TASK GOAL
Find the lines that hold the word "teal" and return them.

[START SUPPLIED INFORMATION]

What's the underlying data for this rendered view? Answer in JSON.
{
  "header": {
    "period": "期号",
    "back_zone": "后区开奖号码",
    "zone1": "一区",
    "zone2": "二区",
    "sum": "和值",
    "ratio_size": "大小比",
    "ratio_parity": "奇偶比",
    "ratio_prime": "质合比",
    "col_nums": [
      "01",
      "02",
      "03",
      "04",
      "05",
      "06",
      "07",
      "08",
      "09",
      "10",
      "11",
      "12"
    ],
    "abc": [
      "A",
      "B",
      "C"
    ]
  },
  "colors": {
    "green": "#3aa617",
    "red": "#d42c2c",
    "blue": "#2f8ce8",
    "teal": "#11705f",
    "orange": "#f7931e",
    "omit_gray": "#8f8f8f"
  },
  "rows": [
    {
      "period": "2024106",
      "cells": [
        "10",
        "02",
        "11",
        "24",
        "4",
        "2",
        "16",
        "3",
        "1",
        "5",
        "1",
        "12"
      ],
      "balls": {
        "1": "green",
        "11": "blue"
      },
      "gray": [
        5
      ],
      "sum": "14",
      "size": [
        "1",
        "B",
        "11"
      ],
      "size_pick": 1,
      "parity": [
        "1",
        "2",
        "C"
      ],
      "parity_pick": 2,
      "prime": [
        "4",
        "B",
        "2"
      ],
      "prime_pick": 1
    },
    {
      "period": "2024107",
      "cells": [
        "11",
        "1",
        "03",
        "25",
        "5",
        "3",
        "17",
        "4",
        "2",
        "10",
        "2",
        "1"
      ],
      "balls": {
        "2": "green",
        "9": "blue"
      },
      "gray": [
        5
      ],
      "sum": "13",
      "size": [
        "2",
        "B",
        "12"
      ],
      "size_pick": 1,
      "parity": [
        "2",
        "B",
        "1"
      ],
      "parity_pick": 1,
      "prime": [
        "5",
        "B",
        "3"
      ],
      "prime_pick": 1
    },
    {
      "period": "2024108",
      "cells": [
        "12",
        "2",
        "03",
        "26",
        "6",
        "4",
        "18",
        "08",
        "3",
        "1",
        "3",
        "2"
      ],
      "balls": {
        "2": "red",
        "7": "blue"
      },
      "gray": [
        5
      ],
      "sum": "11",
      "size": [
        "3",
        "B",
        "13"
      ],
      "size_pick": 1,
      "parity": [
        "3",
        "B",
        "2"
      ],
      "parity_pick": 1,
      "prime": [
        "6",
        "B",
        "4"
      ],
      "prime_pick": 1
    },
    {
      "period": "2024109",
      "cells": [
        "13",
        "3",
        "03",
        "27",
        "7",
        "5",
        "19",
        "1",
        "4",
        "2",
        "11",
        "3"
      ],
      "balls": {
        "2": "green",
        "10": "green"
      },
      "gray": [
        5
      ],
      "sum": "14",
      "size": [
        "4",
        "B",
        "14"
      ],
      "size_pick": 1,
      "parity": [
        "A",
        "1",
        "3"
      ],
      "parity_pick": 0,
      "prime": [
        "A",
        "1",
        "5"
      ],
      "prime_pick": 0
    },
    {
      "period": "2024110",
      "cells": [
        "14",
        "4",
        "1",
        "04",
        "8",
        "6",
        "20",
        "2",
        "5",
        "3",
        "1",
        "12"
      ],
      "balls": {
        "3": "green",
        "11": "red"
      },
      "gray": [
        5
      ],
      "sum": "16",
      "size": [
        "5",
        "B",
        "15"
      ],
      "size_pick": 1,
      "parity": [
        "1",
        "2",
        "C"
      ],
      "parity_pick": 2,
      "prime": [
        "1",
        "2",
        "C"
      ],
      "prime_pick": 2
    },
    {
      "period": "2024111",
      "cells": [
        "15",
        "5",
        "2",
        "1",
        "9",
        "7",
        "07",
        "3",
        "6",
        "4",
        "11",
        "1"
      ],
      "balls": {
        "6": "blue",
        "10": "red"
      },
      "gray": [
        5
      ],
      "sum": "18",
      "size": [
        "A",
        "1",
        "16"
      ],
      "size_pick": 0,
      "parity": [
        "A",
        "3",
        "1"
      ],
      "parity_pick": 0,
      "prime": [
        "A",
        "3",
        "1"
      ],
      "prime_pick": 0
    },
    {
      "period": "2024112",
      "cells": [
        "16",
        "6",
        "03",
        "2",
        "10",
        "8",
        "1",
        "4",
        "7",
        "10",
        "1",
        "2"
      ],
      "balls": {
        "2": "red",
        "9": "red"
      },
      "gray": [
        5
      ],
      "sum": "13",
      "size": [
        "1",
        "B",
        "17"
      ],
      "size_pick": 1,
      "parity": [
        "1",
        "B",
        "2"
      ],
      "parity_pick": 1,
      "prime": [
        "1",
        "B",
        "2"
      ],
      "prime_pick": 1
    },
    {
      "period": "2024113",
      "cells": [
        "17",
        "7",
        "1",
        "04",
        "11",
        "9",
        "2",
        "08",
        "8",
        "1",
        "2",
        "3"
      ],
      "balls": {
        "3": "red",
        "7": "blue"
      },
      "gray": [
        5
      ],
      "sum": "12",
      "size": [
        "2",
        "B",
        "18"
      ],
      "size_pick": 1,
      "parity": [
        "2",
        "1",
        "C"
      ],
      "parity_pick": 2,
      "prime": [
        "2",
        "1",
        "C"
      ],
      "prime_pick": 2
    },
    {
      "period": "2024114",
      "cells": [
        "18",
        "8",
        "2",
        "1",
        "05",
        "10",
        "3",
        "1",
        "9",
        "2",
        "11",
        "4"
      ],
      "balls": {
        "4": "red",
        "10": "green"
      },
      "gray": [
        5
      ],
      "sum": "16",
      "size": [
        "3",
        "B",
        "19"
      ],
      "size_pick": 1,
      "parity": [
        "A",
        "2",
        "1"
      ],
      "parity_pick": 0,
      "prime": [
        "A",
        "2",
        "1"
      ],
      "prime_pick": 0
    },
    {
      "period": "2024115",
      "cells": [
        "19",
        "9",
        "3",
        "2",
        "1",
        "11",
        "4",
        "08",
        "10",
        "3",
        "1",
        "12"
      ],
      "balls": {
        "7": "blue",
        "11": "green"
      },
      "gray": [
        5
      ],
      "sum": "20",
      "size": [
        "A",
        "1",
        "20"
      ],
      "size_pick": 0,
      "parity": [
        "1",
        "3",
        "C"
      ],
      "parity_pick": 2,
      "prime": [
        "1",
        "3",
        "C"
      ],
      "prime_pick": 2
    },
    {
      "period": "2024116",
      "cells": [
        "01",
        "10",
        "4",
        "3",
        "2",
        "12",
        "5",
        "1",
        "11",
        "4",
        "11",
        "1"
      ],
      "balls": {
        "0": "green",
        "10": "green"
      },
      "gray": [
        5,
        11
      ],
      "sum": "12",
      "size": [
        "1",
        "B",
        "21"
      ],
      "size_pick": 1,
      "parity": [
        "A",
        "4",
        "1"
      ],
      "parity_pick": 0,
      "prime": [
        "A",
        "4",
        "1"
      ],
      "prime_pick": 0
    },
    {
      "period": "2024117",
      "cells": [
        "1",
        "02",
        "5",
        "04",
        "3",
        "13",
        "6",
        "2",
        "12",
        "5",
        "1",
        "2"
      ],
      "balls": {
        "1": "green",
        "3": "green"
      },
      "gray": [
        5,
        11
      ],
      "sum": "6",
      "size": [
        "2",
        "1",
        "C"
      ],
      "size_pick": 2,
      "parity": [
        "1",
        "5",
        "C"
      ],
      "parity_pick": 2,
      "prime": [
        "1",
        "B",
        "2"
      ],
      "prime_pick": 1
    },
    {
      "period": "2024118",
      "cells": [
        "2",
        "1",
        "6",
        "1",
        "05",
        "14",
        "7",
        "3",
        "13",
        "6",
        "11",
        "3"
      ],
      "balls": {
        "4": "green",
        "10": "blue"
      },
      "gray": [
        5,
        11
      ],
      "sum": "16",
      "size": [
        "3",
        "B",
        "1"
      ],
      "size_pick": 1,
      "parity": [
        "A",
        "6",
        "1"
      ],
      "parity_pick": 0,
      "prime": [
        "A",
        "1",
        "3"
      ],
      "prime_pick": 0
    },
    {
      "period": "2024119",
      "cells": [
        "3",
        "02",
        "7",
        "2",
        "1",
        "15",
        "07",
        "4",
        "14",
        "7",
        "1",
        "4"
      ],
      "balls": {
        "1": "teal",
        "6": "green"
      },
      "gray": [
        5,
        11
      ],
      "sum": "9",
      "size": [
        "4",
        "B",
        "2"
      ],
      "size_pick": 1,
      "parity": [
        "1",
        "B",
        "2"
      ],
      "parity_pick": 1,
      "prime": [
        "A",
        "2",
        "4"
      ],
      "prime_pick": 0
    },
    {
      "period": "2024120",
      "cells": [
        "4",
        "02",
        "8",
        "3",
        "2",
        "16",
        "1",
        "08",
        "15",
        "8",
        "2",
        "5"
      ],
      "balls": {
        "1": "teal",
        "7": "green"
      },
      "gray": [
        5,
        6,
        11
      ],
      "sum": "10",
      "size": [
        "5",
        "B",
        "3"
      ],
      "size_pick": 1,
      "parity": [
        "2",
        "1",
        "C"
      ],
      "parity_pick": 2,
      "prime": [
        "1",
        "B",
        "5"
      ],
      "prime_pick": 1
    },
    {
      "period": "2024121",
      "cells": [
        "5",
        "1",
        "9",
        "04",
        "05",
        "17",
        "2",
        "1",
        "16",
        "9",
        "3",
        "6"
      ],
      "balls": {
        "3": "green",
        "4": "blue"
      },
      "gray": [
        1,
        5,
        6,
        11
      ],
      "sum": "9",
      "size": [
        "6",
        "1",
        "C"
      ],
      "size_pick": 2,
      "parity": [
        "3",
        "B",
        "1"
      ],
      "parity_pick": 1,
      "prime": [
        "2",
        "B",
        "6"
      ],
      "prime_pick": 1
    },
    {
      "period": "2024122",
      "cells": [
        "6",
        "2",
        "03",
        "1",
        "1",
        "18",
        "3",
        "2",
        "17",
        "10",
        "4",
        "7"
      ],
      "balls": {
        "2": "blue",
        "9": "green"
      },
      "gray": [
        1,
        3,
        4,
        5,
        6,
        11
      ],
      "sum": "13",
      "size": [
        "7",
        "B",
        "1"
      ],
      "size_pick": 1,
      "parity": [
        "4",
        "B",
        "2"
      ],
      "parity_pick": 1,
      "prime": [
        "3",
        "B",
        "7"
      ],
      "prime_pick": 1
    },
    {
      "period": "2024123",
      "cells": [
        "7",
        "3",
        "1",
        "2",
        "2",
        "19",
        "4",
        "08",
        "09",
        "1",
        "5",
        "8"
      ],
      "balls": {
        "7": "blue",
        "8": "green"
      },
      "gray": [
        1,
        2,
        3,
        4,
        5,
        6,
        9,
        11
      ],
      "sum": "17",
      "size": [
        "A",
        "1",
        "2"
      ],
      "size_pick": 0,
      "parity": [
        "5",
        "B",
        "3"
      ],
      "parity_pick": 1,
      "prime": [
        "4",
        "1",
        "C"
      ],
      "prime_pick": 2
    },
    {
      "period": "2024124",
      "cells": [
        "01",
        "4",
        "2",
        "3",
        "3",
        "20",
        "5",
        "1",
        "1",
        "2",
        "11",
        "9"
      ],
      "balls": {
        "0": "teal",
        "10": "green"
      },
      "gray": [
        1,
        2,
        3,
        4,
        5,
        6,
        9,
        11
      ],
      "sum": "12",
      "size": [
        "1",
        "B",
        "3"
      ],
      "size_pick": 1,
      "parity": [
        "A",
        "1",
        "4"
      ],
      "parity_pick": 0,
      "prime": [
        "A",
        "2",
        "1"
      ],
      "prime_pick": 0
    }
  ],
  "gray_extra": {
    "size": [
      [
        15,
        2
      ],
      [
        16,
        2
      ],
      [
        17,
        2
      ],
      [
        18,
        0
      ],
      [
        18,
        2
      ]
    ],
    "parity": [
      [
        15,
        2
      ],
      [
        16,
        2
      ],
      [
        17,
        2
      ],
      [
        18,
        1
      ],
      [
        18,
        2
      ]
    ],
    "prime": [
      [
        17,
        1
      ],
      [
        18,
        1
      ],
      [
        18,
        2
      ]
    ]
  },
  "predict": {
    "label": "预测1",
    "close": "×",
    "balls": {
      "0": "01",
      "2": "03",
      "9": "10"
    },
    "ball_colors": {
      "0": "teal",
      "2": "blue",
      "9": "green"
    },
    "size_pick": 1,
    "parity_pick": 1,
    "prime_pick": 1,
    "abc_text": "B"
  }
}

[END SUPPLIED INFORMATION]

WRITTEN RESPONSE
    "teal": "#11705f",
        "1": "teal",
        "1": "teal",
        "0": "teal",
      "0": "teal",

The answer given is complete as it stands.